* START Source records *

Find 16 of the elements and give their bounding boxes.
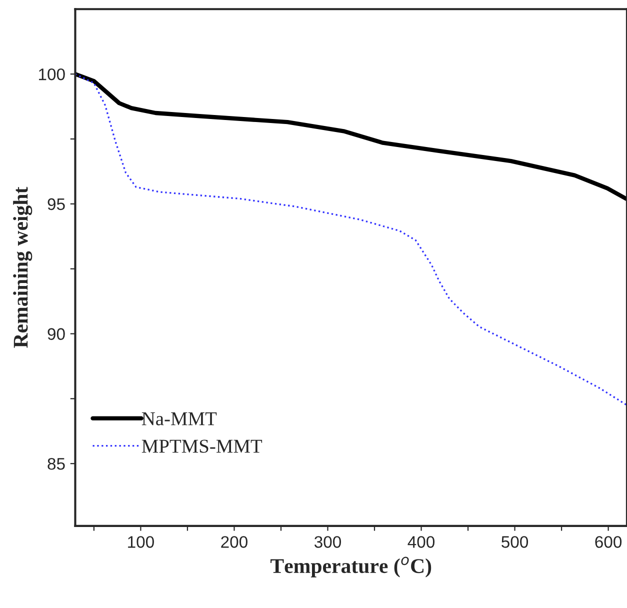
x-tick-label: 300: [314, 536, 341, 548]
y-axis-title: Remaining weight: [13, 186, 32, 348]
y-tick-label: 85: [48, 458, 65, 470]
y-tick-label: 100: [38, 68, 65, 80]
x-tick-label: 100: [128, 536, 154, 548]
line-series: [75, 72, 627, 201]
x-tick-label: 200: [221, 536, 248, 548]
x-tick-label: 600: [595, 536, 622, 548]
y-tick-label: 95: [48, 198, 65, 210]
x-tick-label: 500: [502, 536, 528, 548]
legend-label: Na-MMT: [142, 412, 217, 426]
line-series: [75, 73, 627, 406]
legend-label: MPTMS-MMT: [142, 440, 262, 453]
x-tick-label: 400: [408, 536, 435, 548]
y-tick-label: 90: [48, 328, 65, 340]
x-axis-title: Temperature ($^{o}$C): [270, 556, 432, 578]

* END Source records *
* START Source records *

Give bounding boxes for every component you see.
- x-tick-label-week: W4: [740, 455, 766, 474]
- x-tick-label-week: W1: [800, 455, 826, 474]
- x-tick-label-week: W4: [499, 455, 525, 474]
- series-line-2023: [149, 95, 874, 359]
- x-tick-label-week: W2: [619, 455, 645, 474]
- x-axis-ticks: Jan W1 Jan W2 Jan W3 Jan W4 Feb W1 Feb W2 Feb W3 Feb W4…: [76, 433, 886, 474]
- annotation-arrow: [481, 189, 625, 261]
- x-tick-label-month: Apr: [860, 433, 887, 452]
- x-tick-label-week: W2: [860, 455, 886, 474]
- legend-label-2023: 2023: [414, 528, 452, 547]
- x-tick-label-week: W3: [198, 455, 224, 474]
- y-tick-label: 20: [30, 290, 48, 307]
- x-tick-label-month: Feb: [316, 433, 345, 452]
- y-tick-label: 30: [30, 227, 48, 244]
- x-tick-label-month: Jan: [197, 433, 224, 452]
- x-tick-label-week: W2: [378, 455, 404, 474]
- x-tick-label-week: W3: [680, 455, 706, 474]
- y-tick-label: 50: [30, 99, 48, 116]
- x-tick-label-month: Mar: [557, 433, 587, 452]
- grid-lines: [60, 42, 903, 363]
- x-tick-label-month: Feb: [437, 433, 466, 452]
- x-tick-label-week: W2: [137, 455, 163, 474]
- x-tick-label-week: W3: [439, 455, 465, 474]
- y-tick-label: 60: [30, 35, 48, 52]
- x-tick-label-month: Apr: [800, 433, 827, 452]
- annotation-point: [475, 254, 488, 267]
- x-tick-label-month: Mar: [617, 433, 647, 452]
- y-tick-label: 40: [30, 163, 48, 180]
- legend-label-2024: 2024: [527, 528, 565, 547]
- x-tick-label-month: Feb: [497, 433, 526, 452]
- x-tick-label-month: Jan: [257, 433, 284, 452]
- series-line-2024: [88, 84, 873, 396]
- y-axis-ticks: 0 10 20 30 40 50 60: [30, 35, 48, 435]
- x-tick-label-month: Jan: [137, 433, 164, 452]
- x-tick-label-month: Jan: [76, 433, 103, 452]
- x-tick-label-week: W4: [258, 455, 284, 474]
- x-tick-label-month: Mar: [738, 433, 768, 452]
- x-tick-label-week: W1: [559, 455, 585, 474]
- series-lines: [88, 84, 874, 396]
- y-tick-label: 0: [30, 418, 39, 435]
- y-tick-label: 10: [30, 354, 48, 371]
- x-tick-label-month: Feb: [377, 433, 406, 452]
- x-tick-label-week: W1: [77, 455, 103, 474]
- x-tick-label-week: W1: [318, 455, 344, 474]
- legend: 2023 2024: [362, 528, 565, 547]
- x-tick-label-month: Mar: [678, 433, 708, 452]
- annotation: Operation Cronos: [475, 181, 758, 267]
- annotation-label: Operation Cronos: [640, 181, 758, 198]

* END Source records *
* START Source records *

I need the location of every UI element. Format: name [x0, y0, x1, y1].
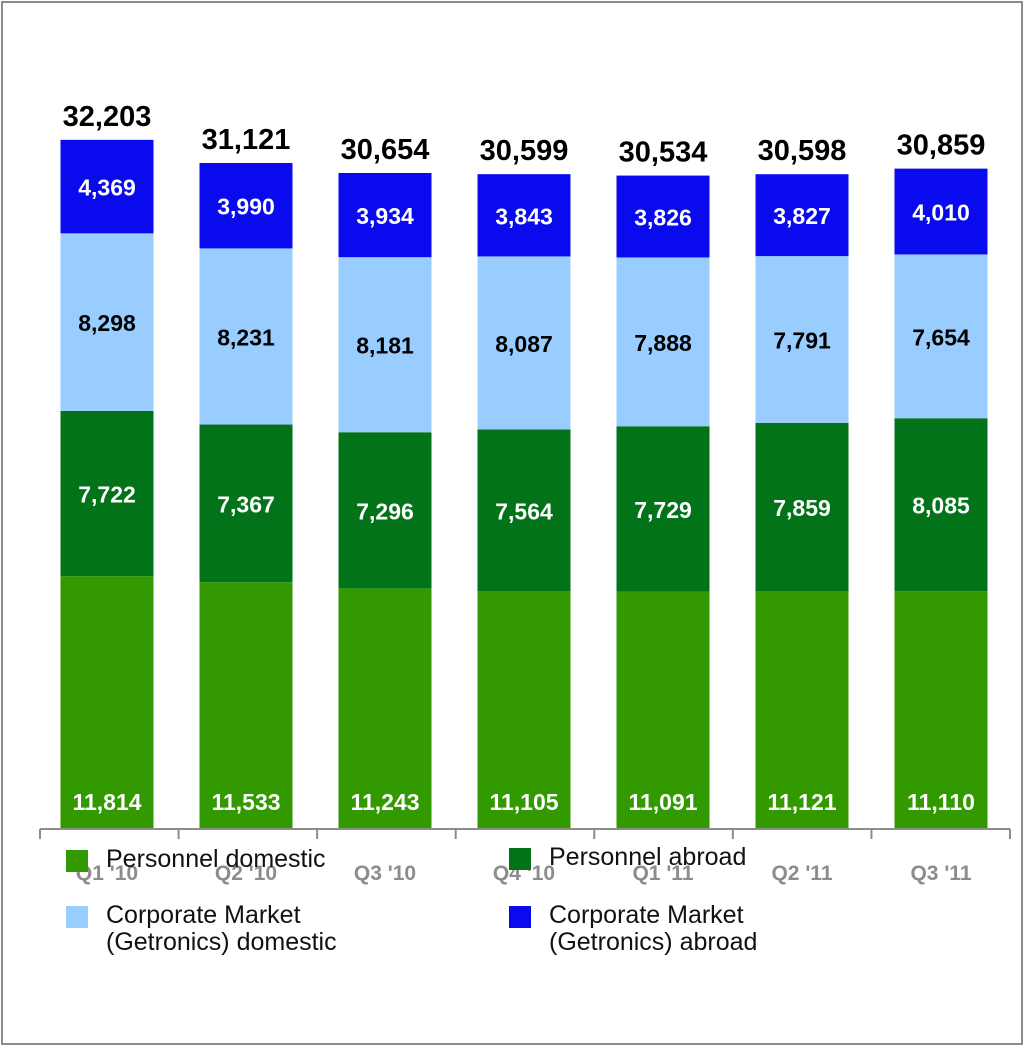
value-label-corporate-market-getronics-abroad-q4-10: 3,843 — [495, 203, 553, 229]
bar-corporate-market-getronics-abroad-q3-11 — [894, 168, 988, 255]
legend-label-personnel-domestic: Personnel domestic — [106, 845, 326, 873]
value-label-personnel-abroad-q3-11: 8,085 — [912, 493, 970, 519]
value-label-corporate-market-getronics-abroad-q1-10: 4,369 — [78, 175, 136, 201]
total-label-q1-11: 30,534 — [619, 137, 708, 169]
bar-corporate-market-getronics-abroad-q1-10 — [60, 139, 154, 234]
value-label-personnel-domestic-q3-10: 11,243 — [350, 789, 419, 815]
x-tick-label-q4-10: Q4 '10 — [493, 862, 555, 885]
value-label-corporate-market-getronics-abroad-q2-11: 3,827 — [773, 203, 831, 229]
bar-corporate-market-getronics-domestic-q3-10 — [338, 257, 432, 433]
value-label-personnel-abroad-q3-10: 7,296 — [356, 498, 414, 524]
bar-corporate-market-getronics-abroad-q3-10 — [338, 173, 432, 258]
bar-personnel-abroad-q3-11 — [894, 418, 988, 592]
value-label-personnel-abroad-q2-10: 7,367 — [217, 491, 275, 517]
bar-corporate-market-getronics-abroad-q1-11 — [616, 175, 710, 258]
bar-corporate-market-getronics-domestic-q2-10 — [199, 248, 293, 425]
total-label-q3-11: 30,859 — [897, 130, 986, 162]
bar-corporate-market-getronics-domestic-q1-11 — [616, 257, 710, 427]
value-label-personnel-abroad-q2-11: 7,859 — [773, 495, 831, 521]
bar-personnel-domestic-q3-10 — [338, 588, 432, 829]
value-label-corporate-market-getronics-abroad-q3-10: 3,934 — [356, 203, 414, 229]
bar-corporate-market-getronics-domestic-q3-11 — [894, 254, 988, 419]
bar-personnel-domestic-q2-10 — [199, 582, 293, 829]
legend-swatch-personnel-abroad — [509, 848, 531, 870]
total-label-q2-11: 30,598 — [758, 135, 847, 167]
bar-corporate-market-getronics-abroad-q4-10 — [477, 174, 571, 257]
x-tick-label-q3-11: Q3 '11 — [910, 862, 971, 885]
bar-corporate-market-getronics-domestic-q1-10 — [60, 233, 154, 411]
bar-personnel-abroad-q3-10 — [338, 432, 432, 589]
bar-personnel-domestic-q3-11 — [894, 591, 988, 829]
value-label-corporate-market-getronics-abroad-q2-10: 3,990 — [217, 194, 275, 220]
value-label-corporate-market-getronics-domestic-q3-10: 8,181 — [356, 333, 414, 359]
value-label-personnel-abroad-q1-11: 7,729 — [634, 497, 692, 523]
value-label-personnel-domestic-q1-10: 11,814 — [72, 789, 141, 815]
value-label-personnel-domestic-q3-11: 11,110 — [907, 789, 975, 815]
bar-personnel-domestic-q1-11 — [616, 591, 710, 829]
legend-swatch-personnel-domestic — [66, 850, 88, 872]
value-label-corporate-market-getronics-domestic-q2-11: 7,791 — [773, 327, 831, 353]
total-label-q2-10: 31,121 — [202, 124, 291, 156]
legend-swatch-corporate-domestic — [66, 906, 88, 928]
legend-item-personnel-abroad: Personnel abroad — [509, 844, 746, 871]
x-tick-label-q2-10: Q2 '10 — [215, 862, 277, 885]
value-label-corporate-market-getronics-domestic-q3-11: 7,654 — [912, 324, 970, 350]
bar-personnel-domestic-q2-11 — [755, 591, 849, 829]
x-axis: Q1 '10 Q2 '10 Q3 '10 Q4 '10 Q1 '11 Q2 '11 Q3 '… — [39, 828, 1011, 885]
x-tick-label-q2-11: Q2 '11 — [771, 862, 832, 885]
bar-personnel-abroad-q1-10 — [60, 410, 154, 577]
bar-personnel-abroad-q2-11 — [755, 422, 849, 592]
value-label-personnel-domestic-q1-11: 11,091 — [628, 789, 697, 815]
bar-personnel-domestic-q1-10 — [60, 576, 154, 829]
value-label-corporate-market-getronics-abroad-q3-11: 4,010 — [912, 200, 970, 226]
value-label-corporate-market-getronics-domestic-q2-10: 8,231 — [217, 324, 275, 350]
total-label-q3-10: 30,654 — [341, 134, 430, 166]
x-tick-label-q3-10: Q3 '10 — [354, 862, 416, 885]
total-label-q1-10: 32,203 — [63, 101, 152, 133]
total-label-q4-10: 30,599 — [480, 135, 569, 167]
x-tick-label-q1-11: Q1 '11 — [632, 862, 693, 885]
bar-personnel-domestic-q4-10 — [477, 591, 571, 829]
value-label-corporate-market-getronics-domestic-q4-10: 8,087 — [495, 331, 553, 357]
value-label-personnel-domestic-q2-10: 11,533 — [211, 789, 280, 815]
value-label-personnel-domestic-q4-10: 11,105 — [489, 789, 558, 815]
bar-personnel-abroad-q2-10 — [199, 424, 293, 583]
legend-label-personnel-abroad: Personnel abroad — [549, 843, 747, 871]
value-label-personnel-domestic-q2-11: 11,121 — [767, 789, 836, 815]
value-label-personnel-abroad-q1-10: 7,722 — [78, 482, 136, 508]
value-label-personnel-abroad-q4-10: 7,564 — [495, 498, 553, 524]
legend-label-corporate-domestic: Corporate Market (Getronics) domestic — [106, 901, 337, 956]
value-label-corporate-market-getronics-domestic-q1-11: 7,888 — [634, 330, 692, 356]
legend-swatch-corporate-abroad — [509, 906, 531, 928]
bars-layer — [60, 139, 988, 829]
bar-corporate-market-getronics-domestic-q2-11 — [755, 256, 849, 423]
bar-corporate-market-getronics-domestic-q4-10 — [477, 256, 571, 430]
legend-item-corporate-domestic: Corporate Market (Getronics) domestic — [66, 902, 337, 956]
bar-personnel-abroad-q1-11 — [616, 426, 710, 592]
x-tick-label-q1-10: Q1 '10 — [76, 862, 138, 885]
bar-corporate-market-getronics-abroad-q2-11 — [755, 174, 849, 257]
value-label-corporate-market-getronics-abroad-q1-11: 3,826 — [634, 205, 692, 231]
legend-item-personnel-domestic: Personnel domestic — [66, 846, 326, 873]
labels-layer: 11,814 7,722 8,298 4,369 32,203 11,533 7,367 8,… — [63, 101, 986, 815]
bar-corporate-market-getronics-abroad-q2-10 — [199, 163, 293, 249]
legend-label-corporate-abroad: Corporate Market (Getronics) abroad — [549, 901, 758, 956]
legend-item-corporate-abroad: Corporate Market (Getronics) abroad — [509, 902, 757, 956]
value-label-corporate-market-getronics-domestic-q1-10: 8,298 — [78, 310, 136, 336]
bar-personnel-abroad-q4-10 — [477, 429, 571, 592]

* END Source records *

§ Written problem
Convert the rows from the line with "Find 16 of the" to the line with "556, 432, 578]" into a JSON list of strings, one string per line, skipping any blank lines. Leave the picture out of the list.

§ Completed exercise
[
  "Find 16 of the elements and give their bounding boxes.",
  "x-tick-label: 300: [314, 536, 341, 548]",
  "y-axis-title: Remaining weight: [13, 186, 32, 348]",
  "y-tick-label: 85: [48, 458, 65, 470]",
  "y-tick-label: 100: [38, 68, 65, 80]",
  "x-tick-label: 100: [128, 536, 154, 548]",
  "line-series: [75, 72, 627, 201]",
  "x-tick-label: 200: [221, 536, 248, 548]",
  "x-tick-label: 600: [595, 536, 622, 548]",
  "y-tick-label: 95: [48, 198, 65, 210]",
  "x-tick-label: 500: [502, 536, 528, 548]",
  "legend-label: Na-MMT: [142, 412, 217, 426]",
  "line-series: [75, 73, 627, 406]",
  "legend-label: MPTMS-MMT: [142, 440, 262, 453]",
  "x-tick-label: 400: [408, 536, 435, 548]",
  "y-tick-label: 90: [48, 328, 65, 340]",
  "x-axis-title: Temperature ($^{o}$C): [270, 556, 432, 578]"
]